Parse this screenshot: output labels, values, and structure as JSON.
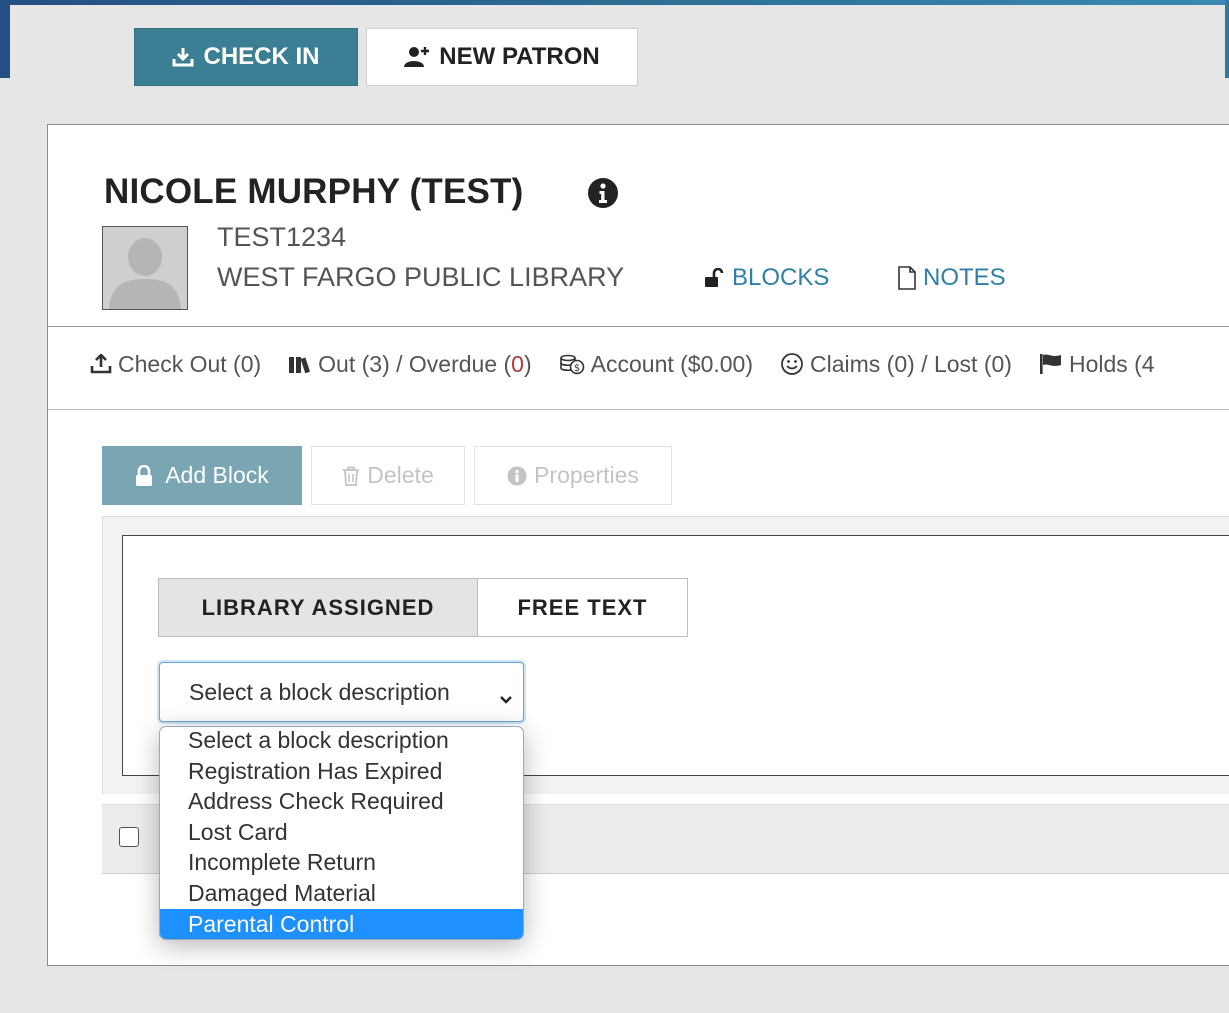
{
  "toolbar": {
    "check_in_label": "CHECK IN",
    "new_patron_label": "NEW PATRON"
  },
  "patron": {
    "name": "NICOLE MURPHY (TEST)",
    "id": "TEST1234",
    "library": "WEST FARGO PUBLIC LIBRARY",
    "blocks_link": "BLOCKS",
    "notes_link": "NOTES"
  },
  "nav": {
    "check_out": "Check Out (0)",
    "out_prefix": "Out (3) / Overdue (",
    "overdue_count": "0",
    "out_suffix": ")",
    "account": "Account ($0.00)",
    "claims": "Claims (0) / Lost (0)",
    "holds": "Holds (4"
  },
  "actions": {
    "add_block": "Add Block",
    "delete": "Delete",
    "properties": "Properties"
  },
  "tabs": {
    "library_assigned": "LIBRARY ASSIGNED",
    "free_text": "FREE TEXT"
  },
  "select": {
    "current_value": "Select a block description",
    "options": [
      "Select a block description",
      "Registration Has Expired",
      "Address Check Required",
      "Lost Card",
      "Incomplete Return",
      "Damaged Material",
      "Parental Control"
    ],
    "highlighted_option": "Parental Control"
  },
  "colors": {
    "check_in_bg": "#3c7f94",
    "link": "#2f7fa6",
    "add_block_bg": "#7aa6b3",
    "overdue_red": "#b23a3a",
    "option_highlight": "#1e90ff",
    "header_band": "#2c6f97"
  },
  "icons": {
    "check_in": "download-tray-icon",
    "new_patron": "user-plus-icon",
    "info": "info-circle-icon",
    "blocks": "unlock-icon",
    "notes": "file-icon",
    "check_out": "upload-tray-icon",
    "out": "books-icon",
    "account": "coins-icon",
    "claims": "smile-icon",
    "holds": "flag-icon",
    "add_block": "lock-icon",
    "delete": "trash-icon",
    "properties": "info-circle-icon",
    "select_chevron": "chevron-down-icon"
  }
}
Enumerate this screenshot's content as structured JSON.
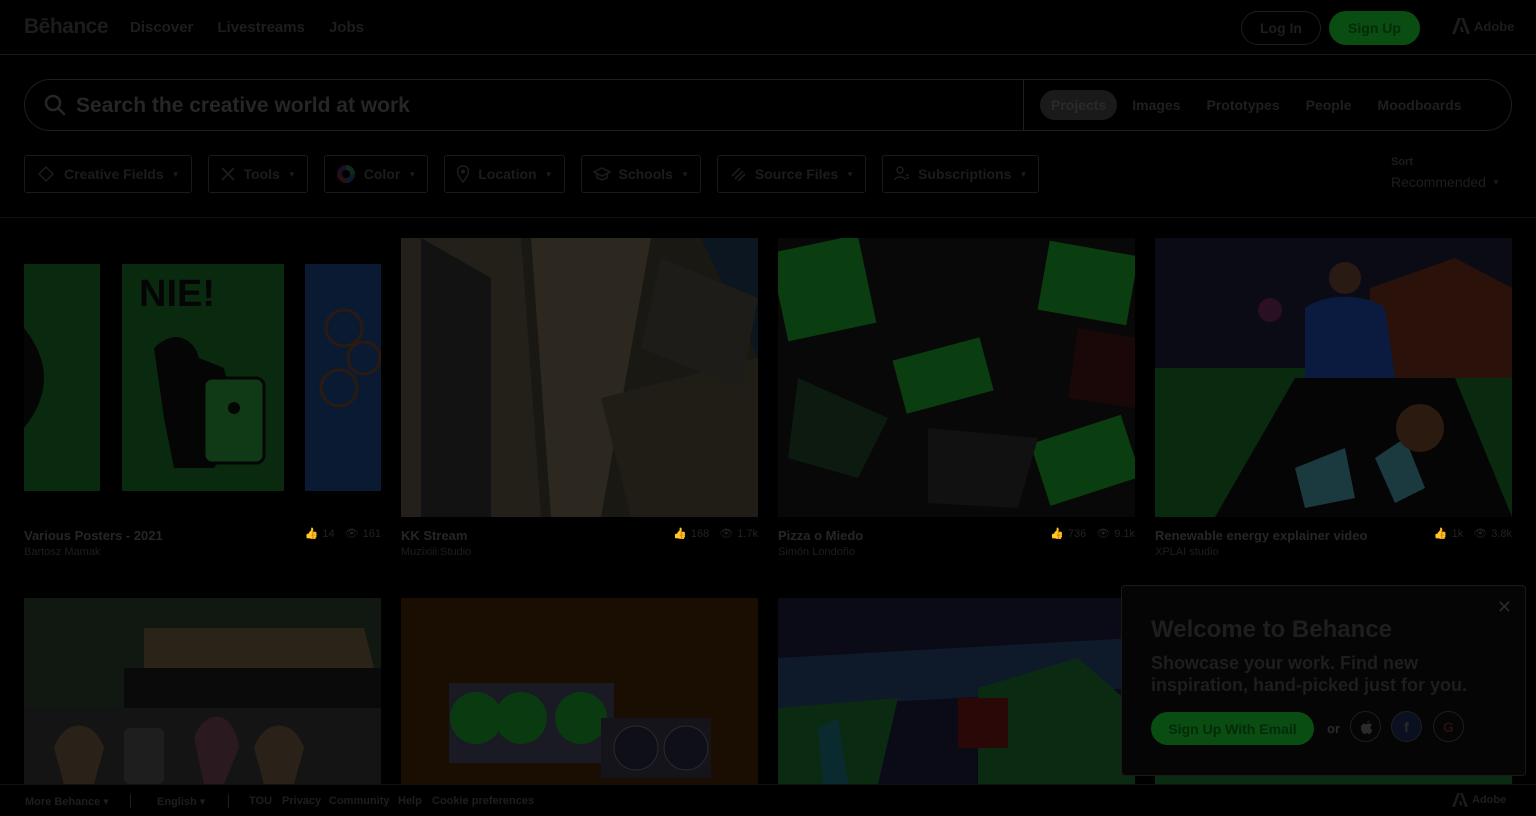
{
  "nav": {
    "logo": "Bēhance",
    "links": [
      "Discover",
      "Livestreams",
      "Jobs"
    ],
    "login": "Log In",
    "signup": "Sign Up",
    "adobe": "Adobe"
  },
  "search": {
    "placeholder": "Search the creative world at work",
    "tabs": [
      "Projects",
      "Images",
      "Prototypes",
      "People",
      "Moodboards"
    ],
    "active_tab": "Projects"
  },
  "filters": [
    "Creative Fields",
    "Tools",
    "Color",
    "Location",
    "Schools",
    "Source Files",
    "Subscriptions"
  ],
  "sort": {
    "label": "Sort",
    "value": "Recommended"
  },
  "projects": [
    {
      "title": "Various Posters - 2021",
      "owner": "Bartosz Mamak",
      "likes": "14",
      "views": "161"
    },
    {
      "title": "KK Stream",
      "owner": "Muzixiii Studio",
      "likes": "168",
      "views": "1.7k"
    },
    {
      "title": "Pizza o Miedo",
      "owner": "Simón Londoño",
      "likes": "736",
      "views": "9.1k"
    },
    {
      "title": "Renewable energy explainer video",
      "owner": "XPLAI studio",
      "likes": "1k",
      "views": "3.8k"
    }
  ],
  "welcome": {
    "title": "Welcome to Behance",
    "body": "Showcase your work. Find new inspiration, hand-picked just for you.",
    "signup": "Sign Up With Email",
    "or": "or"
  },
  "footer": {
    "more": "More Behance",
    "language": "English",
    "links": [
      "TOU",
      "Privacy",
      "Community",
      "Help",
      "Cookie preferences"
    ],
    "adobe": "Adobe"
  },
  "colors": {
    "brand_green": "#0a4d12",
    "background": "#000000"
  }
}
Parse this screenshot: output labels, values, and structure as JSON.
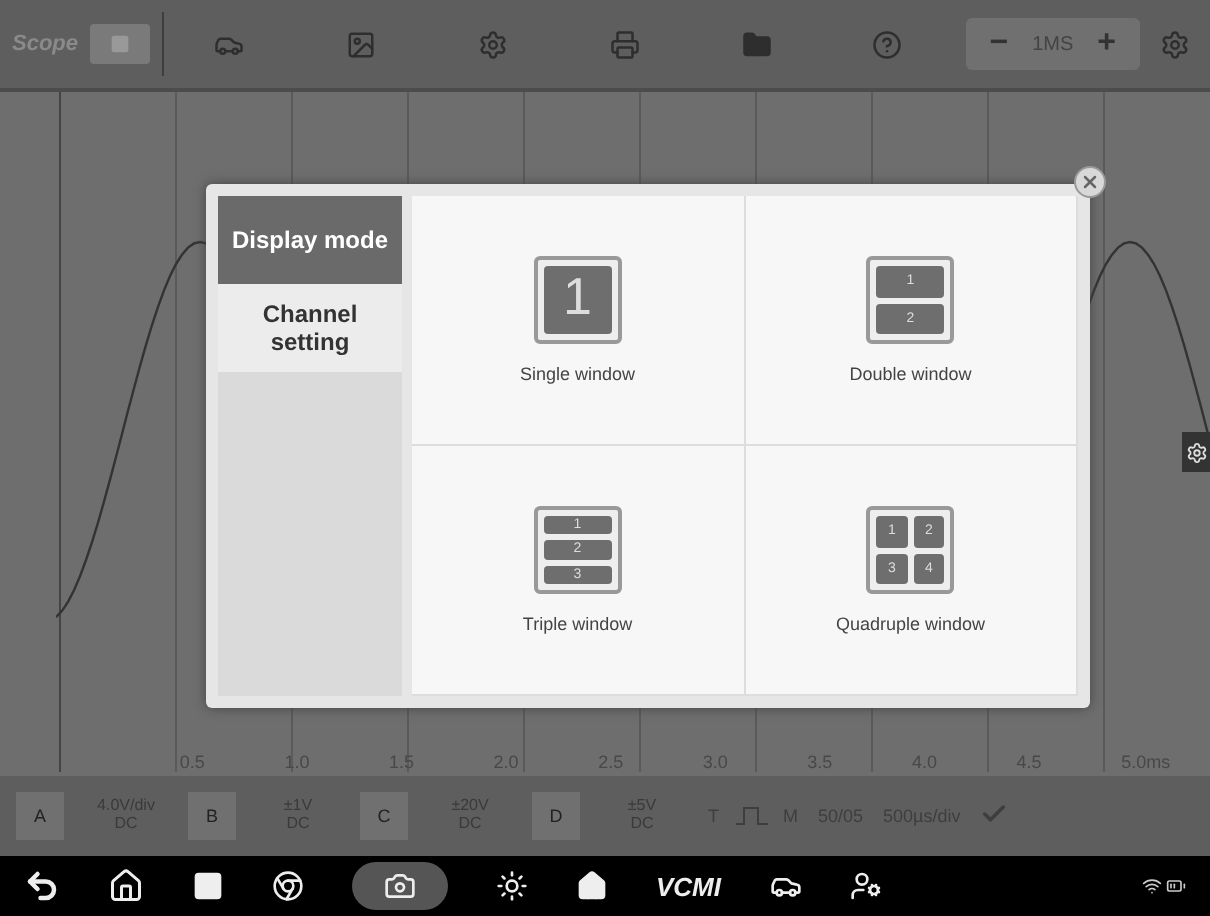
{
  "toolbar": {
    "title": "Scope",
    "timebase": {
      "minus": "−",
      "value": "1MS",
      "plus": "+"
    }
  },
  "graph": {
    "x_labels": [
      "0.5",
      "1.0",
      "1.5",
      "2.0",
      "2.5",
      "3.0",
      "3.5",
      "4.0",
      "4.5",
      "5.0ms"
    ]
  },
  "dialog": {
    "menu": [
      {
        "label": "Display mode",
        "selected": true
      },
      {
        "label": "Channel setting",
        "selected": false
      }
    ],
    "modes": [
      {
        "label": "Single window",
        "kind": "single",
        "panes": [
          "1"
        ]
      },
      {
        "label": "Double window",
        "kind": "stack",
        "panes": [
          "1",
          "2"
        ]
      },
      {
        "label": "Triple window",
        "kind": "stack",
        "panes": [
          "1",
          "2",
          "3"
        ]
      },
      {
        "label": "Quadruple window",
        "kind": "grid",
        "panes": [
          "1",
          "2",
          "3",
          "4"
        ]
      }
    ]
  },
  "channels": [
    {
      "letter": "A",
      "range": "4.0V/div",
      "coupling": "DC"
    },
    {
      "letter": "B",
      "range": "±1V",
      "coupling": "DC"
    },
    {
      "letter": "C",
      "range": "±20V",
      "coupling": "DC"
    },
    {
      "letter": "D",
      "range": "±5V",
      "coupling": "DC"
    }
  ],
  "controls": {
    "trigger": "T",
    "memory": "M",
    "frames": "50/05",
    "timebase": "500µs/div"
  },
  "navbar": {
    "vci": "VCMI"
  }
}
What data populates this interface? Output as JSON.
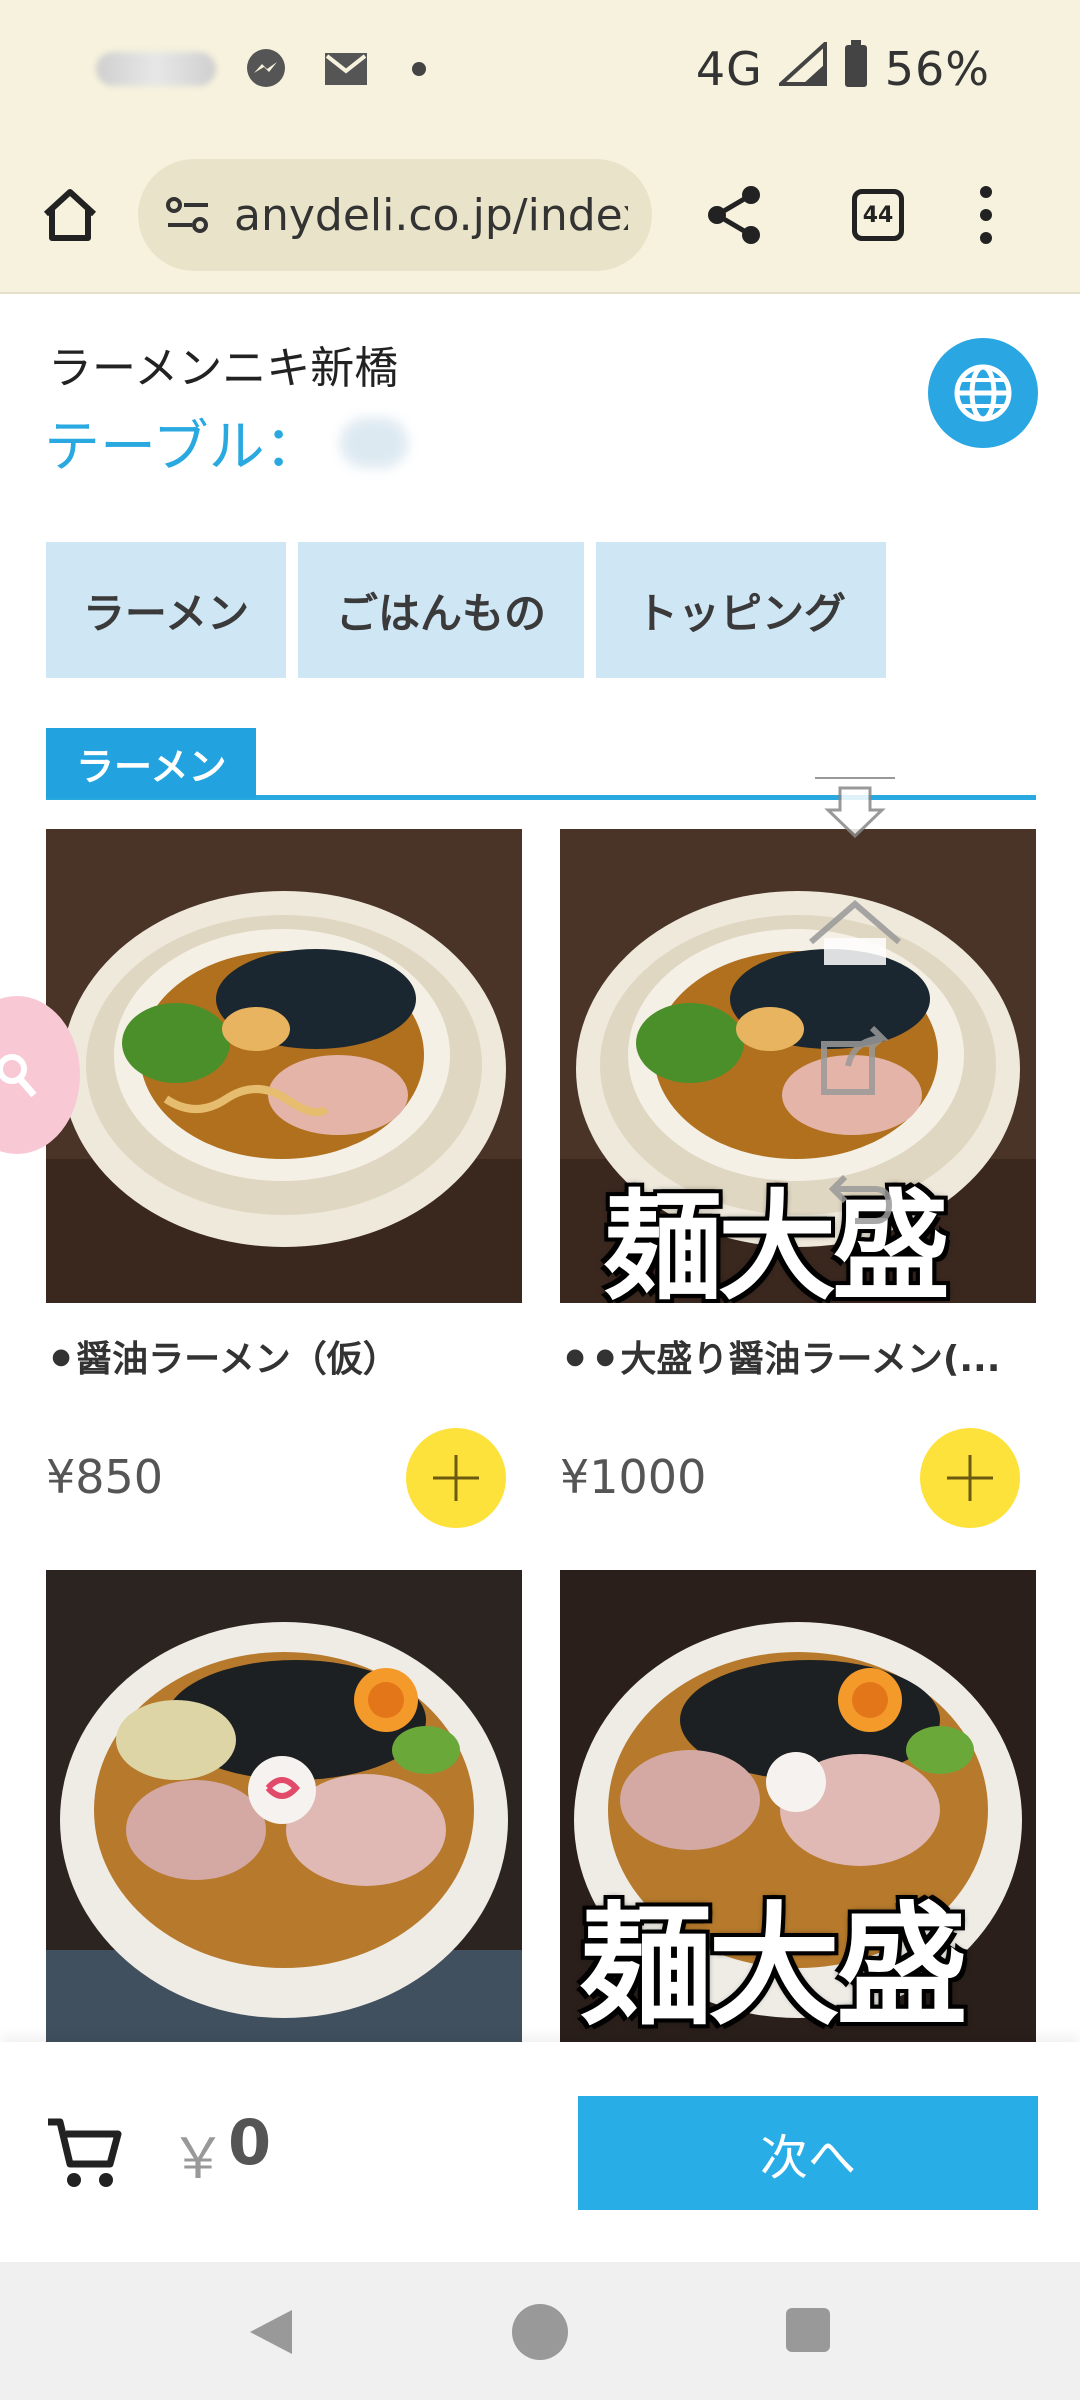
{
  "status_bar": {
    "network": "4G",
    "battery": "56%",
    "icons": [
      "messenger-icon",
      "mail-icon",
      "dot-icon",
      "signal-icon",
      "battery-icon"
    ]
  },
  "browser": {
    "url": "anydeli.co.jp/index.",
    "tab_count": "44"
  },
  "header": {
    "store_name": "ラーメンニキ新橋",
    "table_label": "テーブル："
  },
  "categories": [
    "ラーメン",
    "ごはんもの",
    "トッピング"
  ],
  "section": {
    "title": "ラーメン"
  },
  "items": [
    {
      "name": "⚫醤油ラーメン（仮）",
      "price": "¥850",
      "badge": ""
    },
    {
      "name": "⚫⚫大盛り醤油ラーメン(...",
      "price": "¥1000",
      "badge": "麺大盛"
    },
    {
      "name": "",
      "price": "",
      "badge": ""
    },
    {
      "name": "",
      "price": "",
      "badge": "麺大盛"
    }
  ],
  "cart": {
    "currency": "￥",
    "total": "0",
    "next_label": "次へ"
  },
  "colors": {
    "accent": "#29a9e0",
    "add_button": "#fde23b",
    "category_bg": "#cfe6f5",
    "chrome_bg": "#f6f2dd"
  }
}
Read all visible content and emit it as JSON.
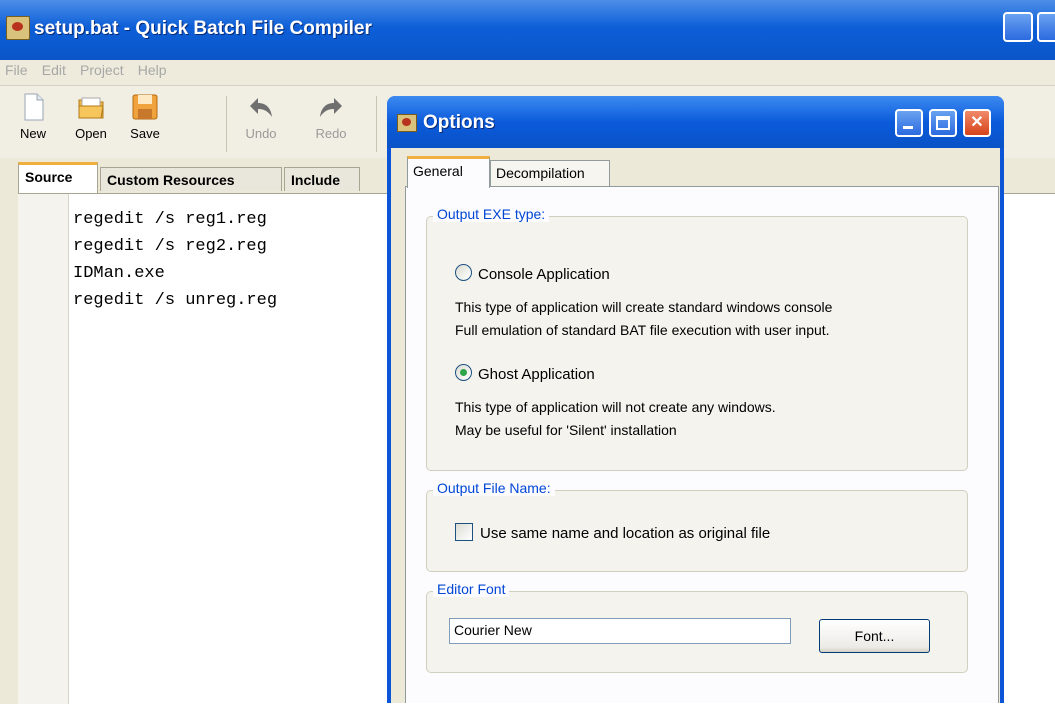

**What the task requires:** Only the count is wanted: report how many lines of the material above hold the word "LIBRARY".

**Answer to the problem:** 2